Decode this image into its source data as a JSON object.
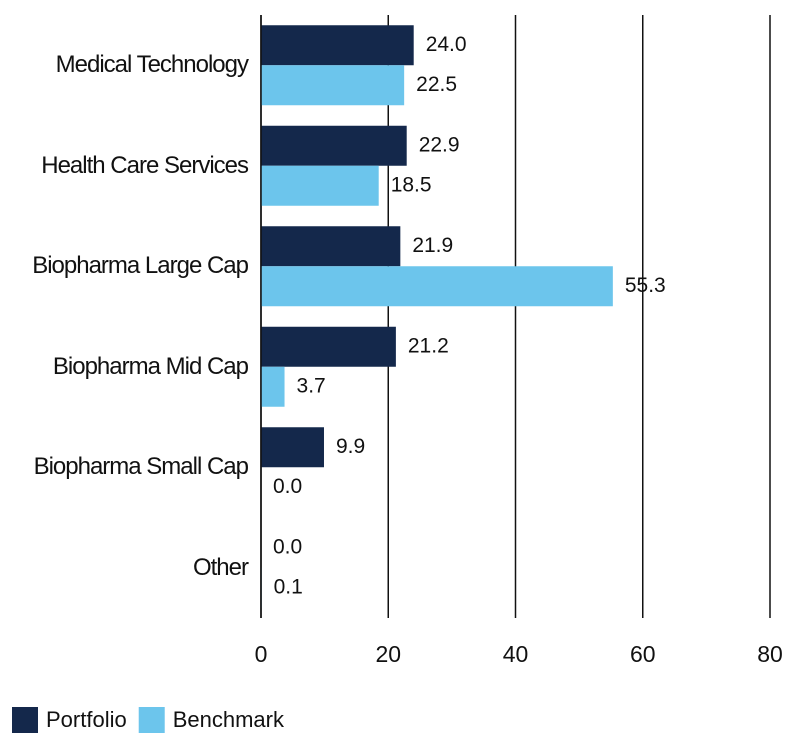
{
  "chart_data": {
    "type": "bar",
    "orientation": "horizontal",
    "categories": [
      "Medical Technology",
      "Health Care Services",
      "Biopharma Large Cap",
      "Biopharma Mid Cap",
      "Biopharma Small Cap",
      "Other"
    ],
    "series": [
      {
        "name": "Portfolio",
        "color": "#14284b",
        "values": [
          24,
          22.9,
          21.9,
          21.2,
          9.9,
          0
        ],
        "value_labels": [
          "24.0",
          "22.9",
          "21.9",
          "21.2",
          "9.9",
          "0.0"
        ]
      },
      {
        "name": "Benchmark",
        "color": "#6cc5ec",
        "values": [
          22.5,
          18.5,
          55.3,
          3.7,
          0,
          0.1
        ],
        "value_labels": [
          "22.5",
          "18.5",
          "55.3",
          "3.7",
          "0.0",
          "0.1"
        ]
      }
    ],
    "xlim": [
      0,
      80
    ],
    "xticks": [
      0,
      20,
      40,
      60,
      80
    ],
    "grid": true,
    "legend": "bottom-left"
  }
}
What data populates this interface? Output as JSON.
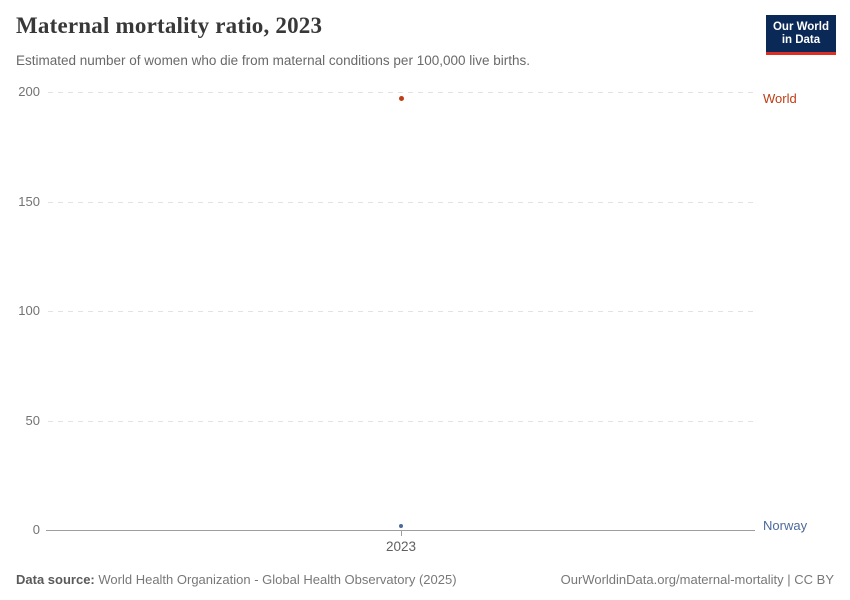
{
  "header": {
    "title": "Maternal mortality ratio, 2023",
    "subtitle": "Estimated number of women who die from maternal conditions per 100,000 live births."
  },
  "logo": {
    "line1": "Our World",
    "line2": "in Data",
    "background_color": "#0a2957",
    "accent_color": "#dc2f25"
  },
  "chart_data": {
    "type": "scatter",
    "title": "Maternal mortality ratio, 2023",
    "xlabel": "",
    "ylabel": "",
    "ylim": [
      0,
      200
    ],
    "yticks": [
      0,
      50,
      100,
      150,
      200
    ],
    "grid": "horizontal-dashed",
    "x_tick_labels": [
      "2023"
    ],
    "series": [
      {
        "name": "World",
        "x": 2023,
        "y": 197,
        "color": "#bf3d14"
      },
      {
        "name": "Norway",
        "x": 2023,
        "y": 2,
        "color": "#4c6a9c"
      }
    ],
    "legend_position": "right-edge-entity-labels"
  },
  "footer": {
    "datasource_label": "Data source:",
    "datasource_text": "World Health Organization - Global Health Observatory (2025)",
    "license_text": "OurWorldinData.org/maternal-mortality | CC BY"
  }
}
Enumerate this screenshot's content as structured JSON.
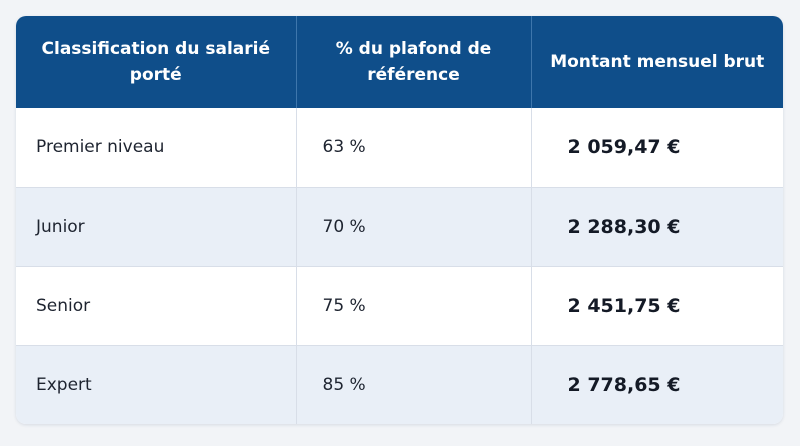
{
  "table": {
    "headers": [
      "Classification du salarié porté",
      "% du plafond de référence",
      "Montant mensuel brut"
    ],
    "rows": [
      {
        "classification": "Premier niveau",
        "percent": "63 %",
        "amount": "2 059,47 €"
      },
      {
        "classification": "Junior",
        "percent": "70 %",
        "amount": "2 288,30 €"
      },
      {
        "classification": "Senior",
        "percent": "75 %",
        "amount": "2 451,75 €"
      },
      {
        "classification": "Expert",
        "percent": "85 %",
        "amount": "2 778,65 €"
      }
    ]
  },
  "colors": {
    "header_bg": "#0f4e8a",
    "header_text": "#ffffff",
    "row_alt_bg": "#e9eff7",
    "border": "#d8dee8"
  }
}
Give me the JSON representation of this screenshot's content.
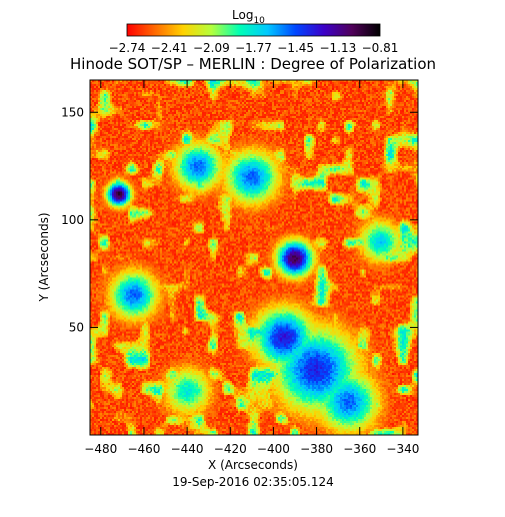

+ + +

Pick out and copy every line that contains the word "this".

Task result:
Decode this image into its source data as a JSON object.
What data populates this interface? Output as JSON.
Enumerate this screenshot's content as structured JSON.
Give me the JSON representation of this screenshot's content.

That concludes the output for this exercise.